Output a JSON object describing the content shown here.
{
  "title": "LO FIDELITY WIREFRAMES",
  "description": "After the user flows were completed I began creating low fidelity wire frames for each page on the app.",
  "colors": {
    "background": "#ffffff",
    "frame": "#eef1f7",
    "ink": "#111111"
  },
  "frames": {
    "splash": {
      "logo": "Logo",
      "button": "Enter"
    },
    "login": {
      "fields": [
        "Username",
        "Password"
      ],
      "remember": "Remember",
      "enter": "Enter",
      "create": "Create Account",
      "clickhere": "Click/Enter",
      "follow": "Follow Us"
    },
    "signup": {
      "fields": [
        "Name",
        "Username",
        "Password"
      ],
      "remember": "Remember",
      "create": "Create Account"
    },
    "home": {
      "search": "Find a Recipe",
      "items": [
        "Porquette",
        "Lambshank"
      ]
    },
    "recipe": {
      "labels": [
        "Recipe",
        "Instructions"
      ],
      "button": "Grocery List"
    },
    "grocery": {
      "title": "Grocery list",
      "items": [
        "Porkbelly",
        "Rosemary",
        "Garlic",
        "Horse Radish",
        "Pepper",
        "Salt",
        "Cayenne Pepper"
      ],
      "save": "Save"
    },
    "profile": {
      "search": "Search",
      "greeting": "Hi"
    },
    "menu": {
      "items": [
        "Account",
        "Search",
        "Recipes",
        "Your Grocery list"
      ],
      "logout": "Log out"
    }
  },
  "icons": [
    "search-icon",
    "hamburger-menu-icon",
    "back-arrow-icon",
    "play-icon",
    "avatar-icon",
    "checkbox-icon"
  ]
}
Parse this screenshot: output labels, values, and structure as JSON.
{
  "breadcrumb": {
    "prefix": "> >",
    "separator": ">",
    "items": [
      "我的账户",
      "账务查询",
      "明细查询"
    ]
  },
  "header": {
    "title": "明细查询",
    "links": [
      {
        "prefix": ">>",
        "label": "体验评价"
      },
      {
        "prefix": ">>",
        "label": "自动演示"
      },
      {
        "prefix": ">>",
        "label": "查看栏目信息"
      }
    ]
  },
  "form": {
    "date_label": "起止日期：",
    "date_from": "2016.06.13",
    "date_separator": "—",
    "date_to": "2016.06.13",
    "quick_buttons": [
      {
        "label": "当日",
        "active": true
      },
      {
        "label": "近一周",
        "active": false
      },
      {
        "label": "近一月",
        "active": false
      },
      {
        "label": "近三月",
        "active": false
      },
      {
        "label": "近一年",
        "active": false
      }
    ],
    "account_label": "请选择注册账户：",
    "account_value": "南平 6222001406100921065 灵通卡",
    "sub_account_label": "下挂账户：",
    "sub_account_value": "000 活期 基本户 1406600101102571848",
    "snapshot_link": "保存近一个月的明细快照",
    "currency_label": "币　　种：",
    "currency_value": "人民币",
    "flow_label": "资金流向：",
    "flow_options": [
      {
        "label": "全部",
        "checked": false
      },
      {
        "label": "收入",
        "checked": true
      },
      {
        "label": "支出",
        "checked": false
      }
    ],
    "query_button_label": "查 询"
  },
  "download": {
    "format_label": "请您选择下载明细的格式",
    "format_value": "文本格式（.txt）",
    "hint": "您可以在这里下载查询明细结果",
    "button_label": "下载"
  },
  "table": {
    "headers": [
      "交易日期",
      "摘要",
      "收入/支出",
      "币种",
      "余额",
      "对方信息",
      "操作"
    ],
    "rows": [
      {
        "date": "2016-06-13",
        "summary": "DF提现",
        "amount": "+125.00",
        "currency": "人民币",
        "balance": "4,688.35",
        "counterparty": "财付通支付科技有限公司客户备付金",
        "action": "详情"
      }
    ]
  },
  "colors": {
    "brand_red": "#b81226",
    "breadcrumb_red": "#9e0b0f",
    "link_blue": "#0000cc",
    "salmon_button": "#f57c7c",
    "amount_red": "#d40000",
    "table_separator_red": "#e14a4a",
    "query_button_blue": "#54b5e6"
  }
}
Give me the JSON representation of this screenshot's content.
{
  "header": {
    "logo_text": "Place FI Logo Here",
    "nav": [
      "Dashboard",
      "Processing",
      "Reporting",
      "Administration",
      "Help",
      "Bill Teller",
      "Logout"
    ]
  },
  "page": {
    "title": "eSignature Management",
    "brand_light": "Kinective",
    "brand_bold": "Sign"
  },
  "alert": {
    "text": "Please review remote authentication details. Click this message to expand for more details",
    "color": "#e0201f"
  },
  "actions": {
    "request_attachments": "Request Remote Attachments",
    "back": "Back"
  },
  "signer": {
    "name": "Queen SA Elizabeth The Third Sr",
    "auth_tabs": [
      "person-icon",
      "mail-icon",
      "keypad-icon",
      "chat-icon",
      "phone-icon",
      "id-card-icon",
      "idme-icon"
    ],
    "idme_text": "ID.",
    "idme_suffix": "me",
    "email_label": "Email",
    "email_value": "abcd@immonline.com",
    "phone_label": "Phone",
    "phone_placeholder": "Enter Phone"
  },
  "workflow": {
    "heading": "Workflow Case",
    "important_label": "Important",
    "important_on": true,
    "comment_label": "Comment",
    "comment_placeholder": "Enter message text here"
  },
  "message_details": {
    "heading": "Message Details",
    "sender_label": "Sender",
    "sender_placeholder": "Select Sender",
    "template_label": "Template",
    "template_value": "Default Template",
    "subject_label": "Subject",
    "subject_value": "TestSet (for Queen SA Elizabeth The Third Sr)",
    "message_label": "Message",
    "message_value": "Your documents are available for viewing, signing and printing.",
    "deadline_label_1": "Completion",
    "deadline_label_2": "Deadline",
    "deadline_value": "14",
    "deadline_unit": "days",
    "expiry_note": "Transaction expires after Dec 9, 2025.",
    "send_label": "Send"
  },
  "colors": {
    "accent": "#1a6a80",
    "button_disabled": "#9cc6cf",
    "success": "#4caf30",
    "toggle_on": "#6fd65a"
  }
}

--------------------------------------------------

- What to do:
Write out the full listing, keeping every line exactly as it is.

- Written response:
Output a JSON object describing the content shown here.
{
  "title": "LO FIDELITY WIREFRAMES",
  "description": "After the user flows were completed I began creating low fidelity wire frames for each page on the app.",
  "colors": {
    "background": "#ffffff",
    "frame": "#eef1f7",
    "ink": "#111111"
  },
  "frames": {
    "splash": {
      "logo": "Logo",
      "button": "Enter"
    },
    "login": {
      "fields": [
        "Username",
        "Password"
      ],
      "remember": "Remember",
      "enter": "Enter",
      "create": "Create Account",
      "clickhere": "Click/Enter",
      "follow": "Follow Us"
    },
    "signup": {
      "fields": [
        "Name",
        "Username",
        "Password"
      ],
      "remember": "Remember",
      "create": "Create Account"
    },
    "home": {
      "search": "Find a Recipe",
      "items": [
        "Porquette",
        "Lambshank"
      ]
    },
    "recipe": {
      "labels": [
        "Recipe",
        "Instructions"
      ],
      "button": "Grocery List"
    },
    "grocery": {
      "title": "Grocery list",
      "items": [
        "Porkbelly",
        "Rosemary",
        "Garlic",
        "Horse Radish",
        "Pepper",
        "Salt",
        "Cayenne Pepper"
      ],
      "save": "Save"
    },
    "profile": {
      "search": "Search",
      "greeting": "Hi"
    },
    "menu": {
      "items": [
        "Account",
        "Search",
        "Recipes",
        "Your Grocery list"
      ],
      "logout": "Log out"
    }
  },
  "icons": [
    "search-icon",
    "hamburger-menu-icon",
    "back-arrow-icon",
    "play-icon",
    "avatar-icon",
    "checkbox-icon"
  ]
}
Parse this screenshot: output labels, values, and structure as JSON.
{
  "breadcrumb": {
    "prefix": "> >",
    "separator": ">",
    "items": [
      "我的账户",
      "账务查询",
      "明细查询"
    ]
  },
  "header": {
    "title": "明细查询",
    "links": [
      {
        "prefix": ">>",
        "label": "体验评价"
      },
      {
        "prefix": ">>",
        "label": "自动演示"
      },
      {
        "prefix": ">>",
        "label": "查看栏目信息"
      }
    ]
  },
  "form": {
    "date_label": "起止日期：",
    "date_from": "2016.06.13",
    "date_separator": "—",
    "date_to": "2016.06.13",
    "quick_buttons": [
      {
        "label": "当日",
        "active": true
      },
      {
        "label": "近一周",
        "active": false
      },
      {
        "label": "近一月",
        "active": false
      },
      {
        "label": "近三月",
        "active": false
      },
      {
        "label": "近一年",
        "active": false
      }
    ],
    "account_label": "请选择注册账户：",
    "account_value": "南平 6222001406100921065 灵通卡",
    "sub_account_label": "下挂账户：",
    "sub_account_value": "000 活期 基本户 1406600101102571848",
    "snapshot_link": "保存近一个月的明细快照",
    "currency_label": "币　　种：",
    "currency_value": "人民币",
    "flow_label": "资金流向：",
    "flow_options": [
      {
        "label": "全部",
        "checked": false
      },
      {
        "label": "收入",
        "checked": true
      },
      {
        "label": "支出",
        "checked": false
      }
    ],
    "query_button_label": "查 询"
  },
  "download": {
    "format_label": "请您选择下载明细的格式",
    "format_value": "文本格式（.txt）",
    "hint": "您可以在这里下载查询明细结果",
    "button_label": "下载"
  },
  "table": {
    "headers": [
      "交易日期",
      "摘要",
      "收入/支出",
      "币种",
      "余额",
      "对方信息",
      "操作"
    ],
    "rows": [
      {
        "date": "2016-06-13",
        "summary": "DF提现",
        "amount": "+125.00",
        "currency": "人民币",
        "balance": "4,688.35",
        "counterparty": "财付通支付科技有限公司客户备付金",
        "action": "详情"
      }
    ]
  },
  "colors": {
    "brand_red": "#b81226",
    "breadcrumb_red": "#9e0b0f",
    "link_blue": "#0000cc",
    "salmon_button": "#f57c7c",
    "amount_red": "#d40000",
    "table_separator_red": "#e14a4a",
    "query_button_blue": "#54b5e6"
  }
}
Give me the JSON representation of this screenshot's content.
{
  "header": {
    "logo_text": "Place FI Logo Here",
    "nav": [
      "Dashboard",
      "Processing",
      "Reporting",
      "Administration",
      "Help",
      "Bill Teller",
      "Logout"
    ]
  },
  "page": {
    "title": "eSignature Management",
    "brand_light": "Kinective",
    "brand_bold": "Sign"
  },
  "alert": {
    "text": "Please review remote authentication details. Click this message to expand for more details",
    "color": "#e0201f"
  },
  "actions": {
    "request_attachments": "Request Remote Attachments",
    "back": "Back"
  },
  "signer": {
    "name": "Queen SA Elizabeth The Third Sr",
    "auth_tabs": [
      "person-icon",
      "mail-icon",
      "keypad-icon",
      "chat-icon",
      "phone-icon",
      "id-card-icon",
      "idme-icon"
    ],
    "idme_text": "ID.",
    "idme_suffix": "me",
    "email_label": "Email",
    "email_value": "abcd@immonline.com",
    "phone_label": "Phone",
    "phone_placeholder": "Enter Phone"
  },
  "workflow": {
    "heading": "Workflow Case",
    "important_label": "Important",
    "important_on": true,
    "comment_label": "Comment",
    "comment_placeholder": "Enter message text here"
  },
  "message_details": {
    "heading": "Message Details",
    "sender_label": "Sender",
    "sender_placeholder": "Select Sender",
    "template_label": "Template",
    "template_value": "Default Template",
    "subject_label": "Subject",
    "subject_value": "TestSet (for Queen SA Elizabeth The Third Sr)",
    "message_label": "Message",
    "message_value": "Your documents are available for viewing, signing and printing.",
    "deadline_label_1": "Completion",
    "deadline_label_2": "Deadline",
    "deadline_value": "14",
    "deadline_unit": "days",
    "expiry_note": "Transaction expires after Dec 9, 2025.",
    "send_label": "Send"
  },
  "colors": {
    "accent": "#1a6a80",
    "button_disabled": "#9cc6cf",
    "success": "#4caf30",
    "toggle_on": "#6fd65a"
  }
}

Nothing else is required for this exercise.